**What you have to do:**
The entries below should be output exactly as written.

* BEGIN Data supplied *

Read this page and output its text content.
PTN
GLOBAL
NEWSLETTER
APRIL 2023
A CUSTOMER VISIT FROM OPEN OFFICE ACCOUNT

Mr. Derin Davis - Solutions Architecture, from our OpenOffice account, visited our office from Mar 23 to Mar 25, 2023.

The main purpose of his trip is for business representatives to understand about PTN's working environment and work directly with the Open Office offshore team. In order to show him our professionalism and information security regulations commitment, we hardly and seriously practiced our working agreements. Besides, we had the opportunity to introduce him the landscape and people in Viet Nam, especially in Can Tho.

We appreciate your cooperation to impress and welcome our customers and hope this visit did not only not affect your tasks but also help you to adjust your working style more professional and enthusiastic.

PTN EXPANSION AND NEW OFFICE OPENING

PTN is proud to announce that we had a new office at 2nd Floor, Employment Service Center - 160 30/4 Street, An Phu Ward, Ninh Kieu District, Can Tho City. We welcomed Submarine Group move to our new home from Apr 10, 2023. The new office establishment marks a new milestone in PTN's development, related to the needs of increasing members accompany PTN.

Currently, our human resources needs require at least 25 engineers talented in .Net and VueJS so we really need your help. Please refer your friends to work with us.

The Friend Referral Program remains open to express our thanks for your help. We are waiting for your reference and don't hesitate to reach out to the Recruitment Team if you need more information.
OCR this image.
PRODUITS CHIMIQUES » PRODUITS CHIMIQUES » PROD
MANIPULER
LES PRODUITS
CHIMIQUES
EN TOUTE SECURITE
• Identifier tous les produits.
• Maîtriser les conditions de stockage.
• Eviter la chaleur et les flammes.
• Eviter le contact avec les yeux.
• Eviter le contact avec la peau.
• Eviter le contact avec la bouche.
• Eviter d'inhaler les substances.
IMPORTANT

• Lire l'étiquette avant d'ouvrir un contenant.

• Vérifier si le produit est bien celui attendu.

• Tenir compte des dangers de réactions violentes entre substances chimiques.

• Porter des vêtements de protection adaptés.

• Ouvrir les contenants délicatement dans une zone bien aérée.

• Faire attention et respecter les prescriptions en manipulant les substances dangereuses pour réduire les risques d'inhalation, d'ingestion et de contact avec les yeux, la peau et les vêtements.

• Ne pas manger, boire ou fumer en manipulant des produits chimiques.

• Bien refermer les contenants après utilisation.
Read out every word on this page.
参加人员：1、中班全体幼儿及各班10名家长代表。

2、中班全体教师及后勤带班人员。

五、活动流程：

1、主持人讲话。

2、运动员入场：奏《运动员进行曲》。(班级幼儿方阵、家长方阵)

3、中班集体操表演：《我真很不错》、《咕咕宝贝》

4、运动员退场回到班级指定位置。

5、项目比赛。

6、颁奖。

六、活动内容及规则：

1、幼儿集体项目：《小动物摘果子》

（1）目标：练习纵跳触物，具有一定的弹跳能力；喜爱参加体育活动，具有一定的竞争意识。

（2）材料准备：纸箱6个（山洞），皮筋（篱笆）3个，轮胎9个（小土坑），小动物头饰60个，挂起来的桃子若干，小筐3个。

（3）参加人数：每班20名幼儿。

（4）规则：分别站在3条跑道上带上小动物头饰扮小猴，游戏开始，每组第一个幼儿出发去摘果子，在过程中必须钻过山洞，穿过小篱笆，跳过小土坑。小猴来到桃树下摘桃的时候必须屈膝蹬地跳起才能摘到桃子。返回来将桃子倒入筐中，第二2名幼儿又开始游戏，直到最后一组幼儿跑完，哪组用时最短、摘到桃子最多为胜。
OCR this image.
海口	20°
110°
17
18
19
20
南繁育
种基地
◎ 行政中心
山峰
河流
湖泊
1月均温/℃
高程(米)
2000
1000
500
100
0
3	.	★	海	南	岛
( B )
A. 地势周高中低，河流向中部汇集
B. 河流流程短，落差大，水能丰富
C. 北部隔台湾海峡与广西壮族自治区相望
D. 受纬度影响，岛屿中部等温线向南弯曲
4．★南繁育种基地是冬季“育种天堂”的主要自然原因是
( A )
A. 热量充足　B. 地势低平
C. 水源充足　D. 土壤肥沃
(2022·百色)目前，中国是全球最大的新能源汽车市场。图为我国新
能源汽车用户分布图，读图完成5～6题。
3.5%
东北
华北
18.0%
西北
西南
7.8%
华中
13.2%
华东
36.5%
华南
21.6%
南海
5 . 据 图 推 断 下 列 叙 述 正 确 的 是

* END Data supplied *

**Exercise solution:**
Read this page and output its text content.
PTN
GLOBAL
NEWSLETTER
APRIL 2023
A CUSTOMER VISIT FROM OPEN OFFICE ACCOUNT

Mr. Derin Davis - Solutions Architecture, from our OpenOffice account, visited our office from Mar 23 to Mar 25, 2023.

The main purpose of his trip is for business representatives to understand about PTN's working environment and work directly with the Open Office offshore team. In order to show him our professionalism and information security regulations commitment, we hardly and seriously practiced our working agreements. Besides, we had the opportunity to introduce him the landscape and people in Viet Nam, especially in Can Tho.

We appreciate your cooperation to impress and welcome our customers and hope this visit did not only not affect your tasks but also help you to adjust your working style more professional and enthusiastic.

PTN EXPANSION AND NEW OFFICE OPENING

PTN is proud to announce that we had a new office at 2nd Floor, Employment Service Center - 160 30/4 Street, An Phu Ward, Ninh Kieu District, Can Tho City. We welcomed Submarine Group move to our new home from Apr 10, 2023. The new office establishment marks a new milestone in PTN's development, related to the needs of increasing members accompany PTN.

Currently, our human resources needs require at least 25 engineers talented in .Net and VueJS so we really need your help. Please refer your friends to work with us.

The Friend Referral Program remains open to express our thanks for your help. We are waiting for your reference and don't hesitate to reach out to the Recruitment Team if you need more information.
OCR this image.
PRODUITS CHIMIQUES » PRODUITS CHIMIQUES » PROD
MANIPULER
LES PRODUITS
CHIMIQUES
EN TOUTE SECURITE
• Identifier tous les produits.
• Maîtriser les conditions de stockage.
• Eviter la chaleur et les flammes.
• Eviter le contact avec les yeux.
• Eviter le contact avec la peau.
• Eviter le contact avec la bouche.
• Eviter d'inhaler les substances.
IMPORTANT

• Lire l'étiquette avant d'ouvrir un contenant.

• Vérifier si le produit est bien celui attendu.

• Tenir compte des dangers de réactions violentes entre substances chimiques.

• Porter des vêtements de protection adaptés.

• Ouvrir les contenants délicatement dans une zone bien aérée.

• Faire attention et respecter les prescriptions en manipulant les substances dangereuses pour réduire les risques d'inhalation, d'ingestion et de contact avec les yeux, la peau et les vêtements.

• Ne pas manger, boire ou fumer en manipulant des produits chimiques.

• Bien refermer les contenants après utilisation.
Read out every word on this page.
参加人员：1、中班全体幼儿及各班10名家长代表。

2、中班全体教师及后勤带班人员。

五、活动流程：

1、主持人讲话。

2、运动员入场：奏《运动员进行曲》。(班级幼儿方阵、家长方阵)

3、中班集体操表演：《我真很不错》、《咕咕宝贝》

4、运动员退场回到班级指定位置。

5、项目比赛。

6、颁奖。

六、活动内容及规则：

1、幼儿集体项目：《小动物摘果子》

（1）目标：练习纵跳触物，具有一定的弹跳能力；喜爱参加体育活动，具有一定的竞争意识。

（2）材料准备：纸箱6个（山洞），皮筋（篱笆）3个，轮胎9个（小土坑），小动物头饰60个，挂起来的桃子若干，小筐3个。

（3）参加人数：每班20名幼儿。

（4）规则：分别站在3条跑道上带上小动物头饰扮小猴，游戏开始，每组第一个幼儿出发去摘果子，在过程中必须钻过山洞，穿过小篱笆，跳过小土坑。小猴来到桃树下摘桃的时候必须屈膝蹬地跳起才能摘到桃子。返回来将桃子倒入筐中，第二2名幼儿又开始游戏，直到最后一组幼儿跑完，哪组用时最短、摘到桃子最多为胜。
OCR this image.
海口	20°
110°
17
18
19
20
南繁育
种基地
◎ 行政中心
山峰
河流
湖泊
1月均温/℃
高程(米)
2000
1000
500
100
0
3	.	★	海	南	岛
( B )
A. 地势周高中低，河流向中部汇集
B. 河流流程短，落差大，水能丰富
C. 北部隔台湾海峡与广西壮族自治区相望
D. 受纬度影响，岛屿中部等温线向南弯曲
4．★南繁育种基地是冬季“育种天堂”的主要自然原因是
( A )
A. 热量充足　B. 地势低平
C. 水源充足　D. 土壤肥沃
(2022·百色)目前，中国是全球最大的新能源汽车市场。图为我国新
能源汽车用户分布图，读图完成5～6题。
3.5%
东北
华北
18.0%
西北
西南
7.8%
华中
13.2%
华东
36.5%
华南
21.6%
南海
5 . 据 图 推 断 下 列 叙 述 正 确 的 是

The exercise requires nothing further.